## Given records
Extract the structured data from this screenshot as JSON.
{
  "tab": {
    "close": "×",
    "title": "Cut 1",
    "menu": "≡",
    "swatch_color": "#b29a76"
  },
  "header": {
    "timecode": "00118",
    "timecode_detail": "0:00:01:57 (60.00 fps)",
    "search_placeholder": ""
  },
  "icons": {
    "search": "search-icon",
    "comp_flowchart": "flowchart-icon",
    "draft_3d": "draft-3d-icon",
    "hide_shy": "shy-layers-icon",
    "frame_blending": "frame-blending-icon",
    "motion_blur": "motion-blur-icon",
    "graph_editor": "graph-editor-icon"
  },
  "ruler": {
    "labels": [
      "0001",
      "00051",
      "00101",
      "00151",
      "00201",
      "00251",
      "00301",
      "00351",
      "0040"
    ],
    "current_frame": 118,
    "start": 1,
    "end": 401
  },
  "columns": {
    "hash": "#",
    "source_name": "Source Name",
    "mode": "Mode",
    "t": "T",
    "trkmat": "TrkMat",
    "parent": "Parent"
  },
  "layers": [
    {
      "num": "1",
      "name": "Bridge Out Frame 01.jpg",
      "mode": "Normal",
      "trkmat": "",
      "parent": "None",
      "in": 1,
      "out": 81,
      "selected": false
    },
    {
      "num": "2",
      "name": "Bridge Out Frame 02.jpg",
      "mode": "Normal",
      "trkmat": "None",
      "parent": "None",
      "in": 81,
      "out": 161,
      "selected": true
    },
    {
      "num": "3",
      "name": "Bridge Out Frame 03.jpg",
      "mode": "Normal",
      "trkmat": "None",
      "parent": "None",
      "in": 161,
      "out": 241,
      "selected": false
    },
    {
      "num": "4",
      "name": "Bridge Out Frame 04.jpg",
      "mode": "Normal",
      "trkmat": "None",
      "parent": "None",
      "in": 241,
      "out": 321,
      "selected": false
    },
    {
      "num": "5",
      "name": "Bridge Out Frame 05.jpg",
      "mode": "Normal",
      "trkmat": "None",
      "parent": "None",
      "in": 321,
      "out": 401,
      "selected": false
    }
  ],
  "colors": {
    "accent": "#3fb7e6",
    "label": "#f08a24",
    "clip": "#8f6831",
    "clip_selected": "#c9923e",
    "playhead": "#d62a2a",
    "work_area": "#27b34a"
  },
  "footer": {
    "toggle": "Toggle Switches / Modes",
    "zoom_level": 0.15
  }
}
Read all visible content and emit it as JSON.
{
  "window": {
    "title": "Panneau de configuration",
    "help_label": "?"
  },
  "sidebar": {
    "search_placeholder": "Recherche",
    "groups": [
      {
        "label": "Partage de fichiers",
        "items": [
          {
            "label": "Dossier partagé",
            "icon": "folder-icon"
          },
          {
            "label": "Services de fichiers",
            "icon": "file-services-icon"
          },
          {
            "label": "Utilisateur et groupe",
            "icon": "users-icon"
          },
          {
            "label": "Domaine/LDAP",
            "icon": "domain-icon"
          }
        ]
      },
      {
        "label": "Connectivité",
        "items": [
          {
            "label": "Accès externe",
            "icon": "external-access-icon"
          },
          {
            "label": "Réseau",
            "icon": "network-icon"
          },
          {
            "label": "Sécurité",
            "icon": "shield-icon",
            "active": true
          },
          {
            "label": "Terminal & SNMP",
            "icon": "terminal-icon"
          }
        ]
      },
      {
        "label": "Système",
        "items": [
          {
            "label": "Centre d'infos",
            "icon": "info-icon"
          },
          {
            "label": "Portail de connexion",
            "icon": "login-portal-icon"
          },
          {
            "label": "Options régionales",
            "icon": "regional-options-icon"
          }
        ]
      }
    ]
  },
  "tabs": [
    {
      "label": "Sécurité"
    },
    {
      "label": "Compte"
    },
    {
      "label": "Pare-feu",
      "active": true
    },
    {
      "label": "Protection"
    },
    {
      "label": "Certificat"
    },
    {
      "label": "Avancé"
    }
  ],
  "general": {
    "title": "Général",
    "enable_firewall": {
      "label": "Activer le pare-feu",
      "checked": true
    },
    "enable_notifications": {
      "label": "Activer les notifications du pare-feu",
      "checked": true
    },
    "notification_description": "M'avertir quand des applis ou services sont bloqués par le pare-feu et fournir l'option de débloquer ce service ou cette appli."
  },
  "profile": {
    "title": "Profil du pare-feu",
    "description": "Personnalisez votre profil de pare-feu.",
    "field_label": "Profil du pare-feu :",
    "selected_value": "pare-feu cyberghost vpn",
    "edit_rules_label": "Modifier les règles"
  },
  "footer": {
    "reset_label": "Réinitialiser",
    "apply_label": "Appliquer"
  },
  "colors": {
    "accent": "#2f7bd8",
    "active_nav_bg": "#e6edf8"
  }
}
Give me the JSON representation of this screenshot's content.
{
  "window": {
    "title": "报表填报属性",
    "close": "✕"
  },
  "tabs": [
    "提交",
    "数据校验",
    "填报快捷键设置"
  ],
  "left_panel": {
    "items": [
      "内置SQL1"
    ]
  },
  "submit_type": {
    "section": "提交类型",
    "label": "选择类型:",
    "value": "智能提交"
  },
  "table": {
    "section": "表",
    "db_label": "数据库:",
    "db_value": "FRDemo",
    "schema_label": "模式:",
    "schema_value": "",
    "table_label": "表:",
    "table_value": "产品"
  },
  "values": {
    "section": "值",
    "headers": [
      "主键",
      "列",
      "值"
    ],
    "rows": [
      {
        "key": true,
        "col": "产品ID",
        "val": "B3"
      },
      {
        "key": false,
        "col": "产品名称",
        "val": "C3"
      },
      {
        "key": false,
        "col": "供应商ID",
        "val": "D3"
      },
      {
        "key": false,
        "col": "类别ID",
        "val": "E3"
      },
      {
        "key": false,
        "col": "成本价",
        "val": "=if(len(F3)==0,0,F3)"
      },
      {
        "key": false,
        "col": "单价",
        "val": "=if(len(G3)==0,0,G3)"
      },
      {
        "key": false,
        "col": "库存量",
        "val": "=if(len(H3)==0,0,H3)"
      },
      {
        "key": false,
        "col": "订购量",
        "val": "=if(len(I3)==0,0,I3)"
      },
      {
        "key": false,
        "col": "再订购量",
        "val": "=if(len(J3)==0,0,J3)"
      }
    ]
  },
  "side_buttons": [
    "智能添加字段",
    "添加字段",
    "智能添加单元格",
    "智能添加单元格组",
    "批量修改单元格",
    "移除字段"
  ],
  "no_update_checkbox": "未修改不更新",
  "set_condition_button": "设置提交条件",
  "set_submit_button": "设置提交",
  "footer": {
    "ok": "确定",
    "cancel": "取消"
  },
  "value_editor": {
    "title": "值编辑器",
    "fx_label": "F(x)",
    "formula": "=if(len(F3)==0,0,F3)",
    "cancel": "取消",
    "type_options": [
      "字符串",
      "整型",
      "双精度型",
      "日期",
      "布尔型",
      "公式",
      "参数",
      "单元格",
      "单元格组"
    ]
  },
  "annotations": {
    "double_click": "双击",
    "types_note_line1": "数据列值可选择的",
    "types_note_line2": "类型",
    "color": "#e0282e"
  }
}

## What you should do
Quote all the records exactly, please, leaving none out.

## Completed exercise
Extract the structured data from this screenshot as JSON.
{
  "tab": {
    "close": "×",
    "title": "Cut 1",
    "menu": "≡",
    "swatch_color": "#b29a76"
  },
  "header": {
    "timecode": "00118",
    "timecode_detail": "0:00:01:57 (60.00 fps)",
    "search_placeholder": ""
  },
  "icons": {
    "search": "search-icon",
    "comp_flowchart": "flowchart-icon",
    "draft_3d": "draft-3d-icon",
    "hide_shy": "shy-layers-icon",
    "frame_blending": "frame-blending-icon",
    "motion_blur": "motion-blur-icon",
    "graph_editor": "graph-editor-icon"
  },
  "ruler": {
    "labels": [
      "0001",
      "00051",
      "00101",
      "00151",
      "00201",
      "00251",
      "00301",
      "00351",
      "0040"
    ],
    "current_frame": 118,
    "start": 1,
    "end": 401
  },
  "columns": {
    "hash": "#",
    "source_name": "Source Name",
    "mode": "Mode",
    "t": "T",
    "trkmat": "TrkMat",
    "parent": "Parent"
  },
  "layers": [
    {
      "num": "1",
      "name": "Bridge Out Frame 01.jpg",
      "mode": "Normal",
      "trkmat": "",
      "parent": "None",
      "in": 1,
      "out": 81,
      "selected": false
    },
    {
      "num": "2",
      "name": "Bridge Out Frame 02.jpg",
      "mode": "Normal",
      "trkmat": "None",
      "parent": "None",
      "in": 81,
      "out": 161,
      "selected": true
    },
    {
      "num": "3",
      "name": "Bridge Out Frame 03.jpg",
      "mode": "Normal",
      "trkmat": "None",
      "parent": "None",
      "in": 161,
      "out": 241,
      "selected": false
    },
    {
      "num": "4",
      "name": "Bridge Out Frame 04.jpg",
      "mode": "Normal",
      "trkmat": "None",
      "parent": "None",
      "in": 241,
      "out": 321,
      "selected": false
    },
    {
      "num": "5",
      "name": "Bridge Out Frame 05.jpg",
      "mode": "Normal",
      "trkmat": "None",
      "parent": "None",
      "in": 321,
      "out": 401,
      "selected": false
    }
  ],
  "colors": {
    "accent": "#3fb7e6",
    "label": "#f08a24",
    "clip": "#8f6831",
    "clip_selected": "#c9923e",
    "playhead": "#d62a2a",
    "work_area": "#27b34a"
  },
  "footer": {
    "toggle": "Toggle Switches / Modes",
    "zoom_level": 0.15
  }
}
Read all visible content and emit it as JSON.
{
  "window": {
    "title": "Panneau de configuration",
    "help_label": "?"
  },
  "sidebar": {
    "search_placeholder": "Recherche",
    "groups": [
      {
        "label": "Partage de fichiers",
        "items": [
          {
            "label": "Dossier partagé",
            "icon": "folder-icon"
          },
          {
            "label": "Services de fichiers",
            "icon": "file-services-icon"
          },
          {
            "label": "Utilisateur et groupe",
            "icon": "users-icon"
          },
          {
            "label": "Domaine/LDAP",
            "icon": "domain-icon"
          }
        ]
      },
      {
        "label": "Connectivité",
        "items": [
          {
            "label": "Accès externe",
            "icon": "external-access-icon"
          },
          {
            "label": "Réseau",
            "icon": "network-icon"
          },
          {
            "label": "Sécurité",
            "icon": "shield-icon",
            "active": true
          },
          {
            "label": "Terminal & SNMP",
            "icon": "terminal-icon"
          }
        ]
      },
      {
        "label": "Système",
        "items": [
          {
            "label": "Centre d'infos",
            "icon": "info-icon"
          },
          {
            "label": "Portail de connexion",
            "icon": "login-portal-icon"
          },
          {
            "label": "Options régionales",
            "icon": "regional-options-icon"
          }
        ]
      }
    ]
  },
  "tabs": [
    {
      "label": "Sécurité"
    },
    {
      "label": "Compte"
    },
    {
      "label": "Pare-feu",
      "active": true
    },
    {
      "label": "Protection"
    },
    {
      "label": "Certificat"
    },
    {
      "label": "Avancé"
    }
  ],
  "general": {
    "title": "Général",
    "enable_firewall": {
      "label": "Activer le pare-feu",
      "checked": true
    },
    "enable_notifications": {
      "label": "Activer les notifications du pare-feu",
      "checked": true
    },
    "notification_description": "M'avertir quand des applis ou services sont bloqués par le pare-feu et fournir l'option de débloquer ce service ou cette appli."
  },
  "profile": {
    "title": "Profil du pare-feu",
    "description": "Personnalisez votre profil de pare-feu.",
    "field_label": "Profil du pare-feu :",
    "selected_value": "pare-feu cyberghost vpn",
    "edit_rules_label": "Modifier les règles"
  },
  "footer": {
    "reset_label": "Réinitialiser",
    "apply_label": "Appliquer"
  },
  "colors": {
    "accent": "#2f7bd8",
    "active_nav_bg": "#e6edf8"
  }
}
Give me the JSON representation of this screenshot's content.
{
  "window": {
    "title": "报表填报属性",
    "close": "✕"
  },
  "tabs": [
    "提交",
    "数据校验",
    "填报快捷键设置"
  ],
  "left_panel": {
    "items": [
      "内置SQL1"
    ]
  },
  "submit_type": {
    "section": "提交类型",
    "label": "选择类型:",
    "value": "智能提交"
  },
  "table": {
    "section": "表",
    "db_label": "数据库:",
    "db_value": "FRDemo",
    "schema_label": "模式:",
    "schema_value": "",
    "table_label": "表:",
    "table_value": "产品"
  },
  "values": {
    "section": "值",
    "headers": [
      "主键",
      "列",
      "值"
    ],
    "rows": [
      {
        "key": true,
        "col": "产品ID",
        "val": "B3"
      },
      {
        "key": false,
        "col": "产品名称",
        "val": "C3"
      },
      {
        "key": false,
        "col": "供应商ID",
        "val": "D3"
      },
      {
        "key": false,
        "col": "类别ID",
        "val": "E3"
      },
      {
        "key": false,
        "col": "成本价",
        "val": "=if(len(F3)==0,0,F3)"
      },
      {
        "key": false,
        "col": "单价",
        "val": "=if(len(G3)==0,0,G3)"
      },
      {
        "key": false,
        "col": "库存量",
        "val": "=if(len(H3)==0,0,H3)"
      },
      {
        "key": false,
        "col": "订购量",
        "val": "=if(len(I3)==0,0,I3)"
      },
      {
        "key": false,
        "col": "再订购量",
        "val": "=if(len(J3)==0,0,J3)"
      }
    ]
  },
  "side_buttons": [
    "智能添加字段",
    "添加字段",
    "智能添加单元格",
    "智能添加单元格组",
    "批量修改单元格",
    "移除字段"
  ],
  "no_update_checkbox": "未修改不更新",
  "set_condition_button": "设置提交条件",
  "set_submit_button": "设置提交",
  "footer": {
    "ok": "确定",
    "cancel": "取消"
  },
  "value_editor": {
    "title": "值编辑器",
    "fx_label": "F(x)",
    "formula": "=if(len(F3)==0,0,F3)",
    "cancel": "取消",
    "type_options": [
      "字符串",
      "整型",
      "双精度型",
      "日期",
      "布尔型",
      "公式",
      "参数",
      "单元格",
      "单元格组"
    ]
  },
  "annotations": {
    "double_click": "双击",
    "types_note_line1": "数据列值可选择的",
    "types_note_line2": "类型",
    "color": "#e0282e"
  }
}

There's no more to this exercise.